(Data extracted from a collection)

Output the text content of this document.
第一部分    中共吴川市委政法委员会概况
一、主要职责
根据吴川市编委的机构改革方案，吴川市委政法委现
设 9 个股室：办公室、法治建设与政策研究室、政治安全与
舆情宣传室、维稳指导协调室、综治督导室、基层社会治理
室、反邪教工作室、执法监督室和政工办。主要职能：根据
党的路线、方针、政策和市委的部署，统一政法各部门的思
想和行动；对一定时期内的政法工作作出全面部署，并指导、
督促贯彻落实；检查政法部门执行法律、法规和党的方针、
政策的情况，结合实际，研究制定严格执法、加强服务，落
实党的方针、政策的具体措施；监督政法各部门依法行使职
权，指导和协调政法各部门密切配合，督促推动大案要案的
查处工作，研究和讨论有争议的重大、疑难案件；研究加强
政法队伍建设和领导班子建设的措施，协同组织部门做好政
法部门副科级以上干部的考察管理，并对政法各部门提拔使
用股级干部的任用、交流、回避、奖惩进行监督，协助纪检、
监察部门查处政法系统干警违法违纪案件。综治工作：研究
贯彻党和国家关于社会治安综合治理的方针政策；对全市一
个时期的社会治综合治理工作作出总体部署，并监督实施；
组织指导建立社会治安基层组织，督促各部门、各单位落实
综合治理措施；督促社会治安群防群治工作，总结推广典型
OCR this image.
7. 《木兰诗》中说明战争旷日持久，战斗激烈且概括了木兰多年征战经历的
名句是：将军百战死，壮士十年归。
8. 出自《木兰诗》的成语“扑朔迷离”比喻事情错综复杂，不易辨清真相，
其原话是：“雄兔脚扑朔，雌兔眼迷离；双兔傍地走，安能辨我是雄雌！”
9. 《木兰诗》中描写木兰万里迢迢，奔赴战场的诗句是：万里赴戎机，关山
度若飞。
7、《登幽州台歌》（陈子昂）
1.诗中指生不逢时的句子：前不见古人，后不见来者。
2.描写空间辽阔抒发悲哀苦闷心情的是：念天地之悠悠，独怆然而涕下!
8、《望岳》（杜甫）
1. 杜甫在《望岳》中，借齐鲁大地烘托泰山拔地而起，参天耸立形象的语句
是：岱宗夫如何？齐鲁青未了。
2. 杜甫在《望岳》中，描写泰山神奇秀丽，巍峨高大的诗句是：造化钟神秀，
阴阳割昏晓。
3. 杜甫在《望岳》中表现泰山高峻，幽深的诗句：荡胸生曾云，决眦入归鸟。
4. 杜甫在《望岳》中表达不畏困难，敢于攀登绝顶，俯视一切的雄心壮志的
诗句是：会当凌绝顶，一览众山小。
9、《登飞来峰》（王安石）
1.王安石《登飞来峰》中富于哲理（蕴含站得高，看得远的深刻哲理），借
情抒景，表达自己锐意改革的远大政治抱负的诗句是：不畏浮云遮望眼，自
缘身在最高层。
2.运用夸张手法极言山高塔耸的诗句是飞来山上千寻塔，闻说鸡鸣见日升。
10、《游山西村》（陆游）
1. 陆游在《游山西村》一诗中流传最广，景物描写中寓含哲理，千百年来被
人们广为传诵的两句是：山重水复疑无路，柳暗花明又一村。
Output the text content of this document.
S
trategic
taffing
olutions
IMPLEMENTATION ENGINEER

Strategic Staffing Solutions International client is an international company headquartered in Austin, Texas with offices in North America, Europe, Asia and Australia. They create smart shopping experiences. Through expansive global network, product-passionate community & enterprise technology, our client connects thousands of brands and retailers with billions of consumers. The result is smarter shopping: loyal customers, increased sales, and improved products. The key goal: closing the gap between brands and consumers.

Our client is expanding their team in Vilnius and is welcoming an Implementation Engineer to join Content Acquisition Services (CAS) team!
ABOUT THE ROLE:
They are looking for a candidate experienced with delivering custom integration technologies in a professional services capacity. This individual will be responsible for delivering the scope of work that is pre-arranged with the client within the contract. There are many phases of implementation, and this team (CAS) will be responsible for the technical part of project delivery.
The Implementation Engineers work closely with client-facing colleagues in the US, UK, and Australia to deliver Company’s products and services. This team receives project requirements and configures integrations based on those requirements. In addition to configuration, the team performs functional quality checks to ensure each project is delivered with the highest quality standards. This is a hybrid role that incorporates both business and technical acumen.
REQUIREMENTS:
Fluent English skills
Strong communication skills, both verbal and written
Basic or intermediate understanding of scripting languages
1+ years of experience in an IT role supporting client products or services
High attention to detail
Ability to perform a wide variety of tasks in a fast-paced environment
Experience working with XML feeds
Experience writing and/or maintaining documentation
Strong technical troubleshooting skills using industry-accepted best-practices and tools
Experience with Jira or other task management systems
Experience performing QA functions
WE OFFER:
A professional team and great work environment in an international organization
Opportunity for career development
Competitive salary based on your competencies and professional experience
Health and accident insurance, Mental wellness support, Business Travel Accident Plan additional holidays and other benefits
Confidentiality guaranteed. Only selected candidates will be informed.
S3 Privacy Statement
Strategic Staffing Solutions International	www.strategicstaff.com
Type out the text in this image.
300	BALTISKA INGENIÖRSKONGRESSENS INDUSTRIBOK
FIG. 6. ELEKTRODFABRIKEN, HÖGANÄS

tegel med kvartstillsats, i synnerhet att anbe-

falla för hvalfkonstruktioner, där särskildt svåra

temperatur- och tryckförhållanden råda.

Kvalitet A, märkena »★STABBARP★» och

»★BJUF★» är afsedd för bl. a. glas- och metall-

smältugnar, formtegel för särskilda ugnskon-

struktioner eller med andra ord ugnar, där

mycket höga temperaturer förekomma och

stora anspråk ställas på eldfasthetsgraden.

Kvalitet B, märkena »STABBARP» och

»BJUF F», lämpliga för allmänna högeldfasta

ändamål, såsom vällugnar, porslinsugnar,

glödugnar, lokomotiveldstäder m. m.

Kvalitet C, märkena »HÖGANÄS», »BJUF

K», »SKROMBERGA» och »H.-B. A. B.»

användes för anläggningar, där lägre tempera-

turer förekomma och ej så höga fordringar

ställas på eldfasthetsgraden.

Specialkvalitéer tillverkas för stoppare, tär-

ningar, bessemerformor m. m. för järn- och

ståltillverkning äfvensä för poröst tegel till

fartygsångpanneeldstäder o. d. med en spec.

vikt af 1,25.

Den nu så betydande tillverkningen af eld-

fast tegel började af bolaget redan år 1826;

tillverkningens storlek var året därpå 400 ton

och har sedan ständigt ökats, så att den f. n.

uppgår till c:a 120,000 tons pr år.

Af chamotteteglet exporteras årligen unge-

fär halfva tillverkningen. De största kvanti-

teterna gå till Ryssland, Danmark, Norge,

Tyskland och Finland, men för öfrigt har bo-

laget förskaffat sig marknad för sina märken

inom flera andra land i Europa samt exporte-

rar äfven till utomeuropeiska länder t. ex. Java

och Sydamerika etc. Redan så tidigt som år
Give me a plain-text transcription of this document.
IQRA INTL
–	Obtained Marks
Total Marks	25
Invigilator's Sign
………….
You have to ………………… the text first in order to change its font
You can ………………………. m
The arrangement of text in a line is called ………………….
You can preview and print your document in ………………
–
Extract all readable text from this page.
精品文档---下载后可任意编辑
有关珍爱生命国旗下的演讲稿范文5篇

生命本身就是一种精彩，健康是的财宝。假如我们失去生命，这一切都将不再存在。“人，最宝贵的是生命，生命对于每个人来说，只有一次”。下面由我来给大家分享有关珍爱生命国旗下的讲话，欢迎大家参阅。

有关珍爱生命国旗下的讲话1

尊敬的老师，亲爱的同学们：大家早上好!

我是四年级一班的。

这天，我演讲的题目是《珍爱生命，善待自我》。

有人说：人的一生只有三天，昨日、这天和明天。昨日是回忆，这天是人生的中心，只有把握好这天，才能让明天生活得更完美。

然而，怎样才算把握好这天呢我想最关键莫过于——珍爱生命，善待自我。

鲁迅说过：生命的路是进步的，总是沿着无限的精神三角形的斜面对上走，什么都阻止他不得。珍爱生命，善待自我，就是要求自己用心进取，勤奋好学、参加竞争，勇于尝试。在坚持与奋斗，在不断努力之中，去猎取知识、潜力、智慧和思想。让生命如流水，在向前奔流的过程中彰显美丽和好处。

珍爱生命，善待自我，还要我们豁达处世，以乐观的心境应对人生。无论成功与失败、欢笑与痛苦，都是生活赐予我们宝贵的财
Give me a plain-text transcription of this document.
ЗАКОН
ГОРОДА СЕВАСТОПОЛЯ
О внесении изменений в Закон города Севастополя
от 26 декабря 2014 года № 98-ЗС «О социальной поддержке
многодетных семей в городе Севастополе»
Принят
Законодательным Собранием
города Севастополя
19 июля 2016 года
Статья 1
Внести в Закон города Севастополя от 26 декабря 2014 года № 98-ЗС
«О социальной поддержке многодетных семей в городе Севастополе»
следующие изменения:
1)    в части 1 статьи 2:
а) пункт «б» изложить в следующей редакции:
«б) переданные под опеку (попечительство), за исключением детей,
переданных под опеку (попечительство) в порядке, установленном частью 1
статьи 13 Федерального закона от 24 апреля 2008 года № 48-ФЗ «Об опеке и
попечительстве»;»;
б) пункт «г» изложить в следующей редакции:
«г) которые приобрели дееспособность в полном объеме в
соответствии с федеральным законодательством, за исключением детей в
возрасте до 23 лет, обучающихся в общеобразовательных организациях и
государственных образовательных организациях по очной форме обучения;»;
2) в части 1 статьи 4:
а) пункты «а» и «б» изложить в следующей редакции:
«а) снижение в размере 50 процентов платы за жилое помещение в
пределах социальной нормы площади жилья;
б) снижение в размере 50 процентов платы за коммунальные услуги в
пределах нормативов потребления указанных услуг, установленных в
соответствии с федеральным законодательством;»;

▸ **Problem statement**:
Pull out each line of the listing that holds the string "опеку".

▸ **Completed task**:
«б) переданные под опеку (попечительство), за исключением детей,
переданных под опеку (попечительство) в порядке, установленном частью 1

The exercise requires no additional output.